• Challenge: Write out, word for word, the lines from the first line through the line containing "autosave-label: Otomatik Kaydet: [24, 9, 113, 23]", with both of those lines included.
════════════════
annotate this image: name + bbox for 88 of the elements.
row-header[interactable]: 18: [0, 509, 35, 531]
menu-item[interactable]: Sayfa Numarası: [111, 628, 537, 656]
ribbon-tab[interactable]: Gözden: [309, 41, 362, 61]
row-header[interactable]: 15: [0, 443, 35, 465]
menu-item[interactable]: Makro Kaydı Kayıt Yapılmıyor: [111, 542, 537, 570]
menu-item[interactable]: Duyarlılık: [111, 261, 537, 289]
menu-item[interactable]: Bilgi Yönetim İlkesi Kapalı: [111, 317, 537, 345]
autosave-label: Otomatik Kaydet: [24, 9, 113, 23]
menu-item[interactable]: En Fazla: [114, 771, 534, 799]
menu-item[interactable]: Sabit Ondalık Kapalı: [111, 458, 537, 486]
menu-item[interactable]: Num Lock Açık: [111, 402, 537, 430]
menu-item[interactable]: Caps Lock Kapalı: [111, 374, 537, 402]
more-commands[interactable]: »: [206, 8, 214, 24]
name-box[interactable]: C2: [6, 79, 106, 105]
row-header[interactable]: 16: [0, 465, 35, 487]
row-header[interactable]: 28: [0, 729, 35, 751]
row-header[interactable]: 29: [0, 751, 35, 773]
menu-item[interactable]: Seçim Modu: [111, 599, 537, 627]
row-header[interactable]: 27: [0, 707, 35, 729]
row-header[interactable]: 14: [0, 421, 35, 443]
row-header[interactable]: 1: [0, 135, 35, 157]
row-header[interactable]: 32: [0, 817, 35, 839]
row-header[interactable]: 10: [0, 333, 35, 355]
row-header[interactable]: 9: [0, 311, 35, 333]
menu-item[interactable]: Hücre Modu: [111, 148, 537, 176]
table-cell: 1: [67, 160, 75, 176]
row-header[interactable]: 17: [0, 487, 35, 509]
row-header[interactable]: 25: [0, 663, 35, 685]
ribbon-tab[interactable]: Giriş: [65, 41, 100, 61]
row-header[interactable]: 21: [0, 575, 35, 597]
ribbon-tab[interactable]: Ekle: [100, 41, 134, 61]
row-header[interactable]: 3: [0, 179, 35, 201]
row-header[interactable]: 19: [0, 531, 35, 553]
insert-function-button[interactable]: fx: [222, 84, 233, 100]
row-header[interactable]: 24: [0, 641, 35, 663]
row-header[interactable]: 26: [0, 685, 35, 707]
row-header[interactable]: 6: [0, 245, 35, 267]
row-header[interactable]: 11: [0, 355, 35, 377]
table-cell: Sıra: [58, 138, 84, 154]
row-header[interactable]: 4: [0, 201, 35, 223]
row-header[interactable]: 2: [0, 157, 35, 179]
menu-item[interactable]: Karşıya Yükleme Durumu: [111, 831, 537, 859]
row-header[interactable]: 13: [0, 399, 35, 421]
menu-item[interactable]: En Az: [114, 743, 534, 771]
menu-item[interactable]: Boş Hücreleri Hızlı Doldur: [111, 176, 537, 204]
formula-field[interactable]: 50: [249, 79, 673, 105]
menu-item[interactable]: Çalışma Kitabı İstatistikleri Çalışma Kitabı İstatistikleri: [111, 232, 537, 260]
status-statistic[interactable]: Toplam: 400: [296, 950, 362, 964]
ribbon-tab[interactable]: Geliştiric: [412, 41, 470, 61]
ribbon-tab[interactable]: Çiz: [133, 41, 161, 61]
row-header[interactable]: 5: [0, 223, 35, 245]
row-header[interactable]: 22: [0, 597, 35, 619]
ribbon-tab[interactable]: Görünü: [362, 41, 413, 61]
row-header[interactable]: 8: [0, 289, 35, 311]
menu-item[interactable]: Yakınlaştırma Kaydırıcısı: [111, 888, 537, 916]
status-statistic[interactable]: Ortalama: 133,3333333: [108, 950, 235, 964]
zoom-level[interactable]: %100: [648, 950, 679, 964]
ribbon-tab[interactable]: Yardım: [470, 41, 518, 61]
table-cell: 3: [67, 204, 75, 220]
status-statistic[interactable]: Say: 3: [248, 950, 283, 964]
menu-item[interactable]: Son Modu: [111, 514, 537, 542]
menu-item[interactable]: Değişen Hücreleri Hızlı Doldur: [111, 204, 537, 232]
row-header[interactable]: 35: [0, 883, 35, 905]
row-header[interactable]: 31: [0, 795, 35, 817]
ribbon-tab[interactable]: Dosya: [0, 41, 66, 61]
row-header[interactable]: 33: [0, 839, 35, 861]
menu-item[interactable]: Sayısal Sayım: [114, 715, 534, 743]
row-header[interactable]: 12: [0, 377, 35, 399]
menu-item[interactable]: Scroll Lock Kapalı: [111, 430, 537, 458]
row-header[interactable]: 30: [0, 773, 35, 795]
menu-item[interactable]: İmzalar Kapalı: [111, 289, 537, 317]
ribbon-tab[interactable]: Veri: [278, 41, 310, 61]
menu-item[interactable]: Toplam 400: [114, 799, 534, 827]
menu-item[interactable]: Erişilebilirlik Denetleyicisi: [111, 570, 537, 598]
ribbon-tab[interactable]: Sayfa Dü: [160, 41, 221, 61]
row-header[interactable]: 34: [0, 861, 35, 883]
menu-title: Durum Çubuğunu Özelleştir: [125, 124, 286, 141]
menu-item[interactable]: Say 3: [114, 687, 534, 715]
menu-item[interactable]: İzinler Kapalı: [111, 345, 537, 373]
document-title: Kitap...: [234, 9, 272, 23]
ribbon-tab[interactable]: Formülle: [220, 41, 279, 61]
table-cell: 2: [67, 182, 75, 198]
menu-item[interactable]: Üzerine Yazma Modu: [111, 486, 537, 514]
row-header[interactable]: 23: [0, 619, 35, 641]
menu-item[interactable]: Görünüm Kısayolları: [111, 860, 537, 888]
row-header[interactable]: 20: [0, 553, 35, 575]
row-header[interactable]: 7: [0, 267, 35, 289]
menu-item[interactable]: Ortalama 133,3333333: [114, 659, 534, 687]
════════════════
• Task response:
annotate this image: name + bbox for 88 of the elements.
row-header[interactable]: 18: [0, 509, 35, 531]
menu-item[interactable]: Sayfa Numarası: [111, 628, 537, 656]
ribbon-tab[interactable]: Gözden: [309, 41, 362, 61]
row-header[interactable]: 15: [0, 443, 35, 465]
menu-item[interactable]: Makro Kaydı Kayıt Yapılmıyor: [111, 542, 537, 570]
menu-item[interactable]: Duyarlılık: [111, 261, 537, 289]
menu-item[interactable]: Bilgi Yönetim İlkesi Kapalı: [111, 317, 537, 345]
autosave-label: Otomatik Kaydet: [24, 9, 113, 23]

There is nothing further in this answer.